Aim:
Find and copy each line of the records where the string "April" shows up.

Structured figure records:
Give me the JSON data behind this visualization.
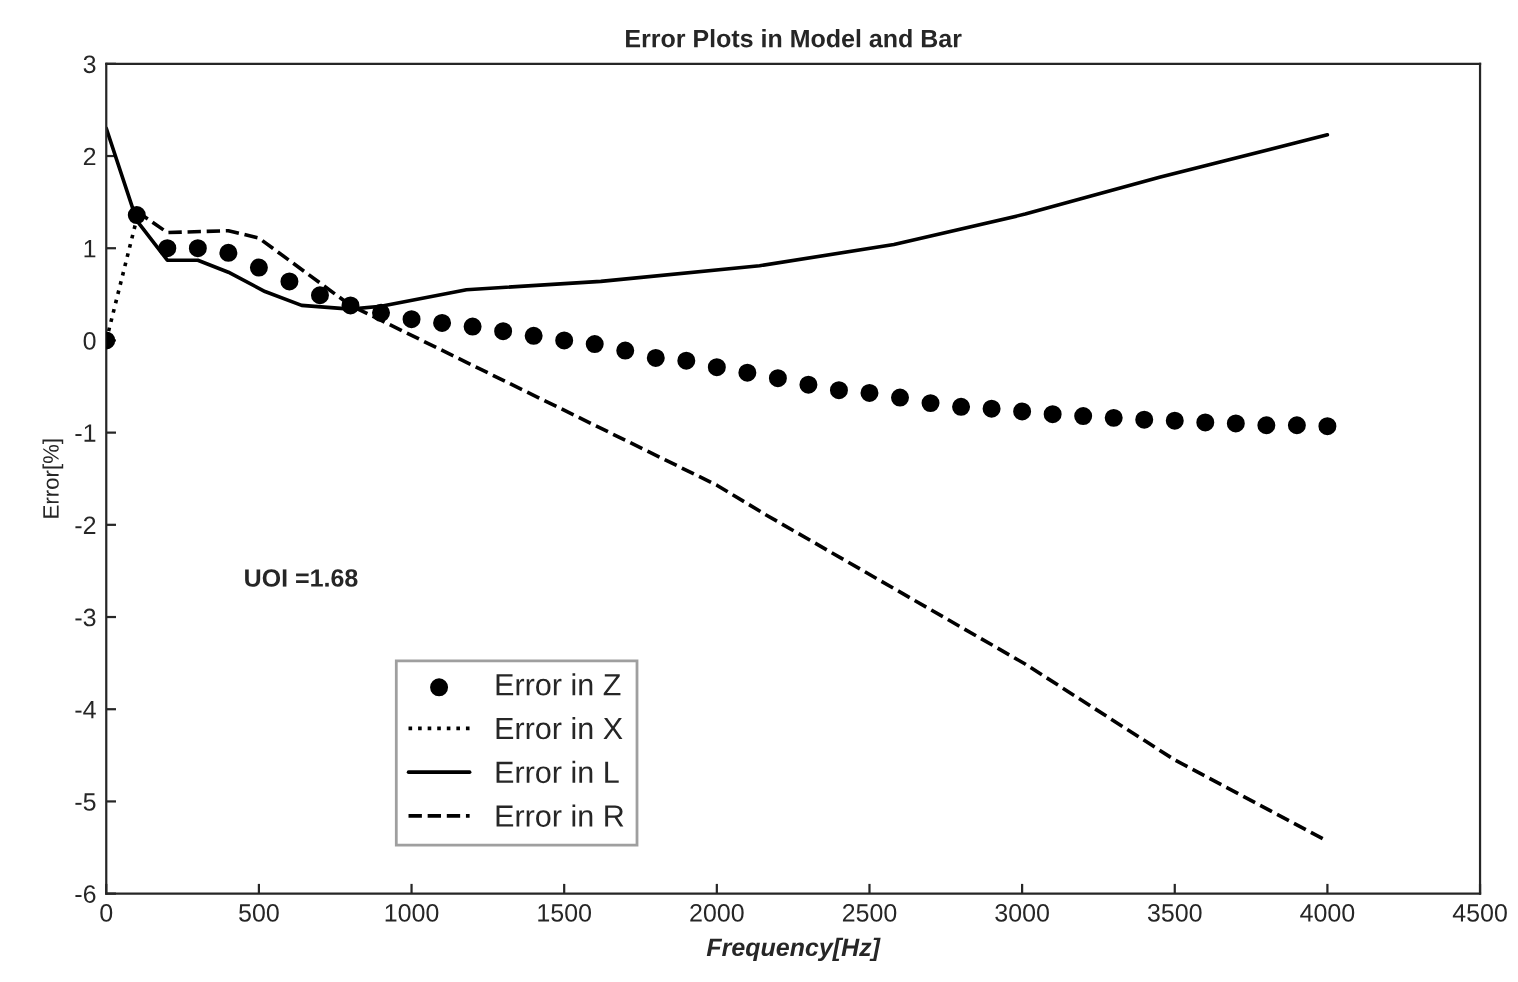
{
  "chart_data": {
    "type": "line",
    "title": "Error Plots in Model and Bar",
    "xlabel": "Frequency[Hz]",
    "ylabel": "Error[%]",
    "annotations": [
      "UOI =1.68"
    ],
    "xlim": [
      0,
      4500
    ],
    "xticks": [
      0,
      500,
      1000,
      1500,
      2000,
      2500,
      3000,
      3500,
      4000,
      4500
    ],
    "ylim": [
      -6,
      3
    ],
    "yticks": [
      -6,
      -5,
      -4,
      -3,
      -2,
      -1,
      0,
      1,
      2,
      3
    ],
    "grid": false,
    "legend": "bottom left",
    "series": [
      {
        "name": "Error in Z",
        "type": "scatter",
        "marker": "circle",
        "color": "#000000",
        "x": [
          0,
          100,
          200,
          300,
          400,
          500,
          600,
          700,
          800,
          900,
          1000,
          1100,
          1200,
          1300,
          1400,
          1500,
          1600,
          1700,
          1800,
          1900,
          2000,
          2100,
          2200,
          2300,
          2400,
          2500,
          2600,
          2700,
          2800,
          2900,
          3000,
          3100,
          3200,
          3300,
          3400,
          3500,
          3600,
          3700,
          3800,
          3900,
          4000
        ],
        "values": [
          0,
          1.36,
          1.0,
          1.0,
          0.95,
          0.79,
          0.64,
          0.49,
          0.38,
          0.3,
          0.23,
          0.19,
          0.15,
          0.1,
          0.05,
          0.0,
          -0.04,
          -0.11,
          -0.19,
          -0.22,
          -0.29,
          -0.35,
          -0.41,
          -0.48,
          -0.54,
          -0.57,
          -0.62,
          -0.68,
          -0.72,
          -0.74,
          -0.77,
          -0.8,
          -0.82,
          -0.84,
          -0.86,
          -0.87,
          -0.89,
          -0.9,
          -0.92,
          -0.92,
          -0.93
        ]
      },
      {
        "name": "Error in X",
        "line_style": "dotted",
        "color": "#000000",
        "x": [
          0,
          100
        ],
        "values": [
          0,
          1.32
        ]
      },
      {
        "name": "Error in L",
        "line_style": "solid",
        "color": "#000000",
        "x": [
          0,
          100,
          200,
          300,
          400,
          520,
          640,
          800,
          900,
          1180,
          1620,
          2140,
          2580,
          3010,
          3450,
          4000
        ],
        "values": [
          2.3,
          1.3,
          0.87,
          0.87,
          0.74,
          0.53,
          0.38,
          0.34,
          0.37,
          0.55,
          0.64,
          0.81,
          1.04,
          1.37,
          1.77,
          2.23
        ]
      },
      {
        "name": "Error in R",
        "line_style": "dashed",
        "color": "#000000",
        "x": [
          100,
          200,
          400,
          500,
          640,
          800,
          2000,
          2160,
          3010,
          3500,
          4000
        ],
        "values": [
          1.4,
          1.17,
          1.19,
          1.11,
          0.77,
          0.38,
          -1.57,
          -1.89,
          -3.51,
          -4.55,
          -5.43
        ]
      }
    ]
  }
}
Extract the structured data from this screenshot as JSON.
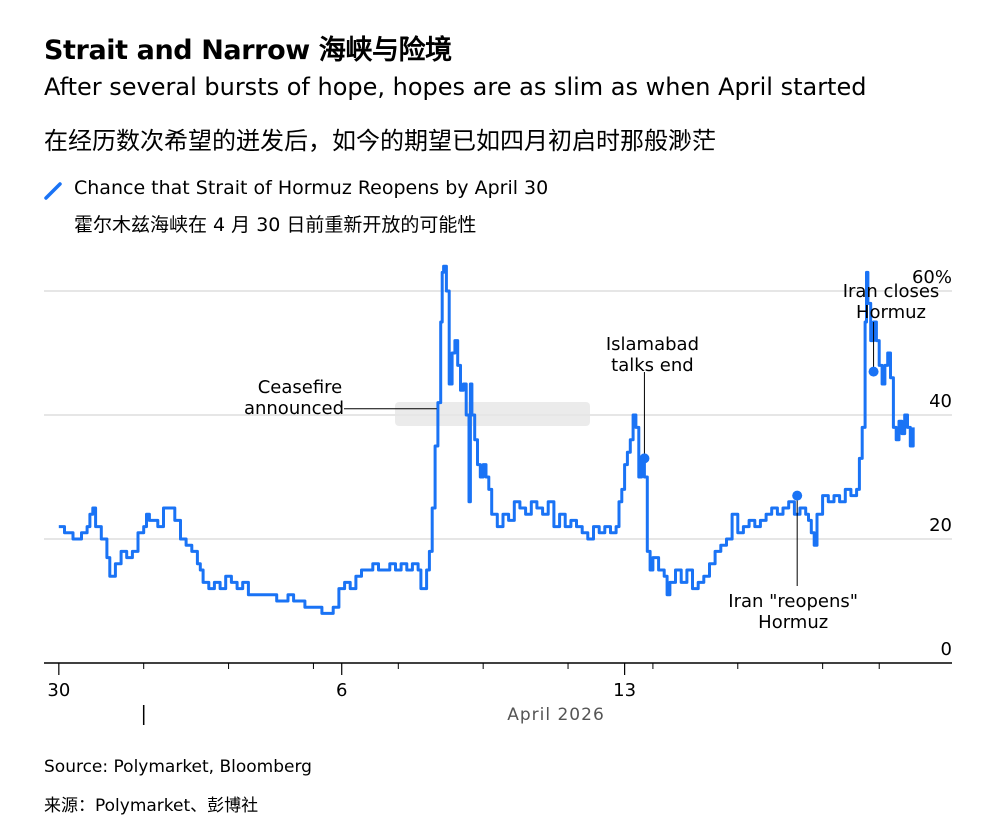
{
  "title": "Strait and Narrow  海峡与险境",
  "subtitle_en": "After several bursts of hope, hopes are as slim as when April started",
  "subtitle_zh": "在经历数次希望的迸发后，如今的期望已如四月初启时那般渺茫",
  "legend": {
    "label_en": "Chance that Strait of Hormuz Reopens by April 30",
    "label_zh": "霍尔木兹海峡在 4 月 30 日前重新开放的可能性",
    "icon": "diagonal-line-icon"
  },
  "source_en": "Source: Polymarket, Bloomberg",
  "source_zh": "来源：Polymarket、彭博社",
  "colors": {
    "line": "#1a73f5",
    "grid": "#cccccc",
    "axis": "#000000",
    "tick_text": "#000000",
    "month_text": "#555555",
    "watermark": "#e6e6e6"
  },
  "chart_data": {
    "type": "line",
    "x_unit": "days since March 30, 2026",
    "ylim": [
      0,
      60
    ],
    "xlim": [
      -0.1,
      30.3
    ],
    "y_ticks": [
      {
        "value": 0,
        "label": "0"
      },
      {
        "value": 20,
        "label": "20"
      },
      {
        "value": 40,
        "label": "40"
      },
      {
        "value": 60,
        "label": "60%"
      }
    ],
    "x_ticks": [
      {
        "value": 0,
        "label": "30"
      },
      {
        "value": 10,
        "label": "6"
      },
      {
        "value": 20,
        "label": "13"
      }
    ],
    "x_minor_ticks": [
      3,
      6,
      9,
      12,
      15,
      18,
      21,
      24,
      27,
      29
    ],
    "month_label": "April 2026",
    "month_divider": 3,
    "grid": true,
    "series": [
      {
        "values": [
          [
            0.0,
            22
          ],
          [
            0.2,
            21
          ],
          [
            0.5,
            20
          ],
          [
            0.8,
            21
          ],
          [
            1.0,
            22
          ],
          [
            1.1,
            24
          ],
          [
            1.2,
            25
          ],
          [
            1.3,
            22
          ],
          [
            1.5,
            20
          ],
          [
            1.7,
            17
          ],
          [
            1.8,
            14
          ],
          [
            2.0,
            16
          ],
          [
            2.2,
            18
          ],
          [
            2.4,
            17
          ],
          [
            2.6,
            18
          ],
          [
            2.8,
            21
          ],
          [
            3.0,
            22
          ],
          [
            3.1,
            24
          ],
          [
            3.2,
            23
          ],
          [
            3.5,
            22
          ],
          [
            3.7,
            25
          ],
          [
            3.9,
            25
          ],
          [
            4.1,
            23
          ],
          [
            4.3,
            20
          ],
          [
            4.5,
            19
          ],
          [
            4.7,
            18
          ],
          [
            4.9,
            16
          ],
          [
            5.0,
            15
          ],
          [
            5.1,
            13
          ],
          [
            5.3,
            12
          ],
          [
            5.5,
            13
          ],
          [
            5.7,
            12
          ],
          [
            5.9,
            14
          ],
          [
            6.1,
            13
          ],
          [
            6.3,
            12
          ],
          [
            6.5,
            13
          ],
          [
            6.7,
            11
          ],
          [
            6.9,
            11
          ],
          [
            7.1,
            11
          ],
          [
            7.3,
            11
          ],
          [
            7.5,
            11
          ],
          [
            7.7,
            10
          ],
          [
            7.9,
            10
          ],
          [
            8.1,
            11
          ],
          [
            8.3,
            10
          ],
          [
            8.5,
            10
          ],
          [
            8.7,
            9
          ],
          [
            8.9,
            9
          ],
          [
            9.1,
            9
          ],
          [
            9.3,
            8
          ],
          [
            9.5,
            8
          ],
          [
            9.7,
            9
          ],
          [
            9.9,
            12
          ],
          [
            10.1,
            13
          ],
          [
            10.3,
            12
          ],
          [
            10.5,
            14
          ],
          [
            10.7,
            15
          ],
          [
            10.9,
            15
          ],
          [
            11.1,
            16
          ],
          [
            11.3,
            15
          ],
          [
            11.5,
            15
          ],
          [
            11.7,
            16
          ],
          [
            11.9,
            15
          ],
          [
            12.1,
            16
          ],
          [
            12.3,
            15
          ],
          [
            12.5,
            16
          ],
          [
            12.6,
            16
          ],
          [
            12.7,
            15
          ],
          [
            12.8,
            12
          ],
          [
            12.9,
            12
          ],
          [
            13.0,
            15
          ],
          [
            13.1,
            18
          ],
          [
            13.2,
            25
          ],
          [
            13.3,
            35
          ],
          [
            13.4,
            42
          ],
          [
            13.5,
            55
          ],
          [
            13.55,
            63
          ],
          [
            13.6,
            64
          ],
          [
            13.7,
            60
          ],
          [
            13.8,
            45
          ],
          [
            13.9,
            50
          ],
          [
            14.0,
            52
          ],
          [
            14.1,
            48
          ],
          [
            14.2,
            44
          ],
          [
            14.3,
            45
          ],
          [
            14.4,
            40
          ],
          [
            14.5,
            26
          ],
          [
            14.55,
            45
          ],
          [
            14.6,
            40
          ],
          [
            14.7,
            36
          ],
          [
            14.8,
            32
          ],
          [
            14.9,
            30
          ],
          [
            15.0,
            32
          ],
          [
            15.1,
            30
          ],
          [
            15.2,
            28
          ],
          [
            15.3,
            24
          ],
          [
            15.5,
            22
          ],
          [
            15.7,
            24
          ],
          [
            15.9,
            23
          ],
          [
            16.1,
            26
          ],
          [
            16.3,
            25
          ],
          [
            16.5,
            24
          ],
          [
            16.7,
            26
          ],
          [
            16.9,
            25
          ],
          [
            17.1,
            24
          ],
          [
            17.3,
            26
          ],
          [
            17.5,
            22
          ],
          [
            17.7,
            24
          ],
          [
            17.9,
            22
          ],
          [
            18.1,
            23
          ],
          [
            18.3,
            22
          ],
          [
            18.5,
            21
          ],
          [
            18.7,
            20
          ],
          [
            18.9,
            22
          ],
          [
            19.1,
            21
          ],
          [
            19.3,
            22
          ],
          [
            19.5,
            21
          ],
          [
            19.7,
            22
          ],
          [
            19.8,
            26
          ],
          [
            19.9,
            28
          ],
          [
            20.0,
            32
          ],
          [
            20.1,
            34
          ],
          [
            20.2,
            36
          ],
          [
            20.3,
            40
          ],
          [
            20.4,
            38
          ],
          [
            20.5,
            30
          ],
          [
            20.6,
            33
          ],
          [
            20.7,
            30
          ],
          [
            20.8,
            18
          ],
          [
            20.9,
            15
          ],
          [
            21.0,
            17
          ],
          [
            21.2,
            15
          ],
          [
            21.4,
            14
          ],
          [
            21.5,
            11
          ],
          [
            21.6,
            13
          ],
          [
            21.8,
            15
          ],
          [
            22.0,
            13
          ],
          [
            22.2,
            15
          ],
          [
            22.4,
            12
          ],
          [
            22.6,
            13
          ],
          [
            22.8,
            14
          ],
          [
            23.0,
            16
          ],
          [
            23.2,
            18
          ],
          [
            23.4,
            19
          ],
          [
            23.6,
            20
          ],
          [
            23.8,
            24
          ],
          [
            24.0,
            21
          ],
          [
            24.2,
            22
          ],
          [
            24.4,
            23
          ],
          [
            24.6,
            22
          ],
          [
            24.8,
            23
          ],
          [
            25.0,
            24
          ],
          [
            25.2,
            25
          ],
          [
            25.4,
            24
          ],
          [
            25.6,
            25
          ],
          [
            25.8,
            26
          ],
          [
            26.0,
            24
          ],
          [
            26.2,
            25
          ],
          [
            26.4,
            24
          ],
          [
            26.5,
            23
          ],
          [
            26.6,
            21
          ],
          [
            26.7,
            19
          ],
          [
            26.8,
            24
          ],
          [
            27.0,
            27
          ],
          [
            27.2,
            26
          ],
          [
            27.4,
            27
          ],
          [
            27.6,
            26
          ],
          [
            27.8,
            28
          ],
          [
            28.0,
            27
          ],
          [
            28.2,
            28
          ],
          [
            28.3,
            33
          ],
          [
            28.4,
            38
          ],
          [
            28.5,
            55
          ],
          [
            28.55,
            63
          ],
          [
            28.6,
            58
          ],
          [
            28.7,
            52
          ],
          [
            28.8,
            55
          ],
          [
            28.9,
            52
          ],
          [
            29.0,
            48
          ],
          [
            29.1,
            45
          ],
          [
            29.2,
            48
          ],
          [
            29.3,
            50
          ],
          [
            29.4,
            46
          ],
          [
            29.5,
            38
          ],
          [
            29.6,
            36
          ],
          [
            29.7,
            39
          ],
          [
            29.8,
            37
          ],
          [
            29.9,
            40
          ],
          [
            30.0,
            38
          ],
          [
            30.1,
            35
          ],
          [
            30.2,
            38
          ]
        ]
      }
    ],
    "annotations": [
      {
        "text": "Ceasefire announced",
        "x": 13.5,
        "y": 41
      },
      {
        "text": "Islamabad talks end",
        "x": 20.7,
        "y": 33
      },
      {
        "text": "Iran \"reopens\" Hormuz",
        "x": 26.1,
        "y": 27
      },
      {
        "text": "Iran closes Hormuz",
        "x": 28.8,
        "y": 47
      }
    ]
  }
}
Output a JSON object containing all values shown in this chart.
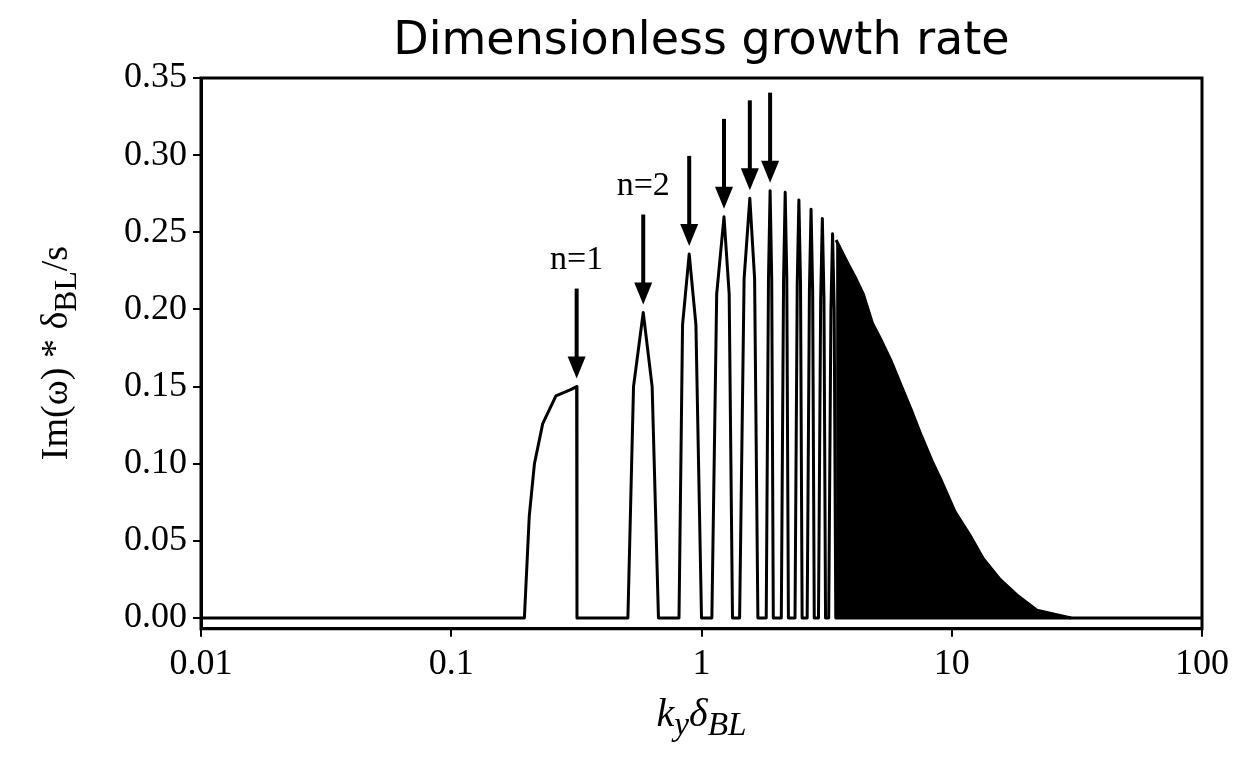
{
  "chart_data": {
    "type": "line",
    "title": "Dimensionless growth rate",
    "xlabel": "k$_{y}$δ$_{BL}$",
    "ylabel": "Im(ω) * δ$_{BL}$/s",
    "log": "x",
    "xlim": [
      0.01,
      100
    ],
    "xticks": [
      0.01,
      0.1,
      1,
      10,
      100
    ],
    "ylim": [
      -0.007,
      0.35
    ],
    "yticks": [
      {
        "value": 0,
        "label": "0.00"
      },
      {
        "value": 0.05,
        "label": "0.05"
      },
      {
        "value": 0.1,
        "label": "0.10"
      },
      {
        "value": 0.15,
        "label": "0.15"
      },
      {
        "value": 0.2,
        "label": "0.20"
      },
      {
        "value": 0.25,
        "label": "0.25"
      },
      {
        "value": 0.3,
        "label": "0.30"
      },
      {
        "value": 0.35,
        "label": "0.35"
      }
    ],
    "grid": false,
    "annotations": [
      "n=1",
      "n=2"
    ],
    "series": [
      {
        "color": "#000000",
        "x": [
          0.01,
          0.196,
          0.205,
          0.215,
          0.232,
          0.262,
          0.3,
          0.317,
          0.318,
          0.508,
          0.535,
          0.585,
          0.635,
          0.673,
          0.813,
          0.84,
          0.893,
          0.95,
          1.0,
          1.1,
          1.15,
          1.23,
          1.29,
          1.33,
          1.42,
          1.48,
          1.56,
          1.63,
          1.68,
          1.814,
          1.852,
          1.88,
          1.908,
          1.936,
          2.084,
          2.128,
          2.16,
          2.192,
          2.225,
          2.364,
          2.413,
          2.45,
          2.487,
          2.524,
          2.644,
          2.699,
          2.74,
          2.781,
          2.822,
          2.934,
          2.994,
          3.04,
          3.086,
          3.131,
          3.223,
          3.29,
          3.34,
          3.39,
          3.44,
          100
        ],
        "values": [
          0,
          0,
          0.066,
          0.1,
          0.126,
          0.144,
          0.148,
          0.15,
          0,
          0,
          0.15,
          0.198,
          0.15,
          0,
          0,
          0.19,
          0.236,
          0.19,
          0,
          0,
          0.21,
          0.26,
          0.21,
          0,
          0,
          0.22,
          0.272,
          0.22,
          0,
          0,
          0.22,
          0.277,
          0.22,
          0,
          0,
          0.22,
          0.276,
          0.22,
          0,
          0,
          0.217,
          0.271,
          0.217,
          0,
          0,
          0.212,
          0.265,
          0.212,
          0,
          0,
          0.207,
          0.259,
          0.207,
          0,
          0,
          0.2,
          0.249,
          0.2,
          0,
          0
        ]
      },
      {
        "type": "area",
        "color": "#000000",
        "x": [
          3.45,
          3.84,
          4.14,
          4.43,
          4.82,
          5.19,
          5.71,
          6.27,
          6.89,
          7.57,
          8.33,
          9.15,
          10.3,
          11.8,
          13.3,
          15.6,
          18.2,
          21.9,
          26.5,
          30
        ],
        "values": [
          0.245,
          0.23,
          0.22,
          0.21,
          0.191,
          0.181,
          0.167,
          0.151,
          0.135,
          0.118,
          0.102,
          0.088,
          0.069,
          0.054,
          0.039,
          0.025,
          0.015,
          0.005,
          0.002,
          0
        ]
      }
    ]
  }
}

Correct answer:
  "subtitle_en": "After several bursts of hope, hopes are as slim as when April started",
    "label_en": "Chance that Strait of Hormuz Reopens by April 30",
    "month_label": "April 2026",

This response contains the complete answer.